(Stored dataset items)
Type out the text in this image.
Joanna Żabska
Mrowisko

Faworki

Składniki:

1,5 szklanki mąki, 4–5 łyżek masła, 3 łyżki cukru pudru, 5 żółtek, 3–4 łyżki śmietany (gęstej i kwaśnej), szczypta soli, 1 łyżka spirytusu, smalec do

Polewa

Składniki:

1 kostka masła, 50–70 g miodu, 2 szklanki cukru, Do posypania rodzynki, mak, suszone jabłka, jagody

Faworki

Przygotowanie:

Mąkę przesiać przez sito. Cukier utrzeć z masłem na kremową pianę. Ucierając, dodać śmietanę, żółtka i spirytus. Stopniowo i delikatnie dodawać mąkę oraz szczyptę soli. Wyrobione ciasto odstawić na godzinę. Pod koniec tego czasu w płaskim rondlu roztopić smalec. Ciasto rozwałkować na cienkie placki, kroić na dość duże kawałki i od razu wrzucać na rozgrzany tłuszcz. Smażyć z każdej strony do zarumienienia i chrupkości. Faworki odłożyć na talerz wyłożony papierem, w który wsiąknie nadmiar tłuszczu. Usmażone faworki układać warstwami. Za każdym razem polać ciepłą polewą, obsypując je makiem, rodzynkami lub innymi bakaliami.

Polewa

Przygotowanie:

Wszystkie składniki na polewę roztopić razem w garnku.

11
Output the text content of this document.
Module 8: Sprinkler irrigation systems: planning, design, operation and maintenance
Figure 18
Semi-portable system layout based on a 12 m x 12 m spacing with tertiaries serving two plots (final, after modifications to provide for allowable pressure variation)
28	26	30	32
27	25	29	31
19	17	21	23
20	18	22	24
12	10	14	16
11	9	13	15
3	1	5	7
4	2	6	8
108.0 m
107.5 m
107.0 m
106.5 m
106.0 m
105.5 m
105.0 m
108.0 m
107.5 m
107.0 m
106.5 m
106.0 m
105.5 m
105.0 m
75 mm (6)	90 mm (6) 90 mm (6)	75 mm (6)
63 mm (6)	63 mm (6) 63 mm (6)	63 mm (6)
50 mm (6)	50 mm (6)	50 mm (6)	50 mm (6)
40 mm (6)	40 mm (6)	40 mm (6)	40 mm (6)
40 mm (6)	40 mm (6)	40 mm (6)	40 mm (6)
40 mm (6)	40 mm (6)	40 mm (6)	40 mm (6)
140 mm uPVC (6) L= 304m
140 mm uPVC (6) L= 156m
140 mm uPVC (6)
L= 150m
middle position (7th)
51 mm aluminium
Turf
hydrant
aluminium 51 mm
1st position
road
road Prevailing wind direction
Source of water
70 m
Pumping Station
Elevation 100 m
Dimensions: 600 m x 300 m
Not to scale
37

- EXERCISE
Go through the entries above and pull out each line with "this" in it.

- RESULT BELOW
Type out the text in this image.
Output the text content of this document.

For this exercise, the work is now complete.